__TASK GOAL__:
Output the data that follows exactly, line for line.

__GIVEN DATA__:
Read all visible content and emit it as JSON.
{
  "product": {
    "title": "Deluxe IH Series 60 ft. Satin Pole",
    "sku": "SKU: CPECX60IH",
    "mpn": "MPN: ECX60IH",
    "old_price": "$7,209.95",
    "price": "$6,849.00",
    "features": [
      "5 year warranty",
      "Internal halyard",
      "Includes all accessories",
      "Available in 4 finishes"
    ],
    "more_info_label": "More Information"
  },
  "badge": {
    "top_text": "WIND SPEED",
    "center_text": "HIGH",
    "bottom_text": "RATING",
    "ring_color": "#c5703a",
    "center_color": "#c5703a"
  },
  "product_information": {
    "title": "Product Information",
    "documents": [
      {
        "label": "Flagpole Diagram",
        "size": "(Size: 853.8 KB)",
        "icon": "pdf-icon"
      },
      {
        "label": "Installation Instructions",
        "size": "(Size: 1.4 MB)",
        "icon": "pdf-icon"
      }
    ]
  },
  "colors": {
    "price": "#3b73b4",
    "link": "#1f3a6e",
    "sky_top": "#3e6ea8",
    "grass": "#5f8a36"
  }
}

__TASK ANSWER__:
Read all visible content and emit it as JSON.
{
  "product": {
    "title": "Deluxe IH Series 60 ft. Satin Pole",
    "sku": "SKU: CPECX60IH",
    "mpn": "MPN: ECX60IH",
    "old_price": "$7,209.95",
    "price": "$6,849.00",
    "features": [
      "5 year warranty",
      "Internal halyard",
      "Includes all accessories",
      "Available in 4 finishes"
    ],
    "more_info_label": "More Information"
  },
  "badge": {
    "top_text": "WIND SPEED",
    "center_text": "HIGH",
    "bottom_text": "RATING",
    "ring_color": "#c5703a",
    "center_color": "#c5703a"
  },
  "product_information": {
    "title": "Product Information",
    "documents": [
      {
        "label": "Flagpole Diagram",
        "size": "(Size: 853.8 KB)",
        "icon": "pdf-icon"
      },
      {
        "label": "Installation Instructions",
        "size": "(Size: 1.4 MB)",
        "icon": "pdf-icon"
      }
    ]
  },
  "colors": {
    "price": "#3b73b4",
    "link": "#1f3a6e",
    "sky_top": "#3e6ea8",
    "grass": "#5f8a36"
  }
}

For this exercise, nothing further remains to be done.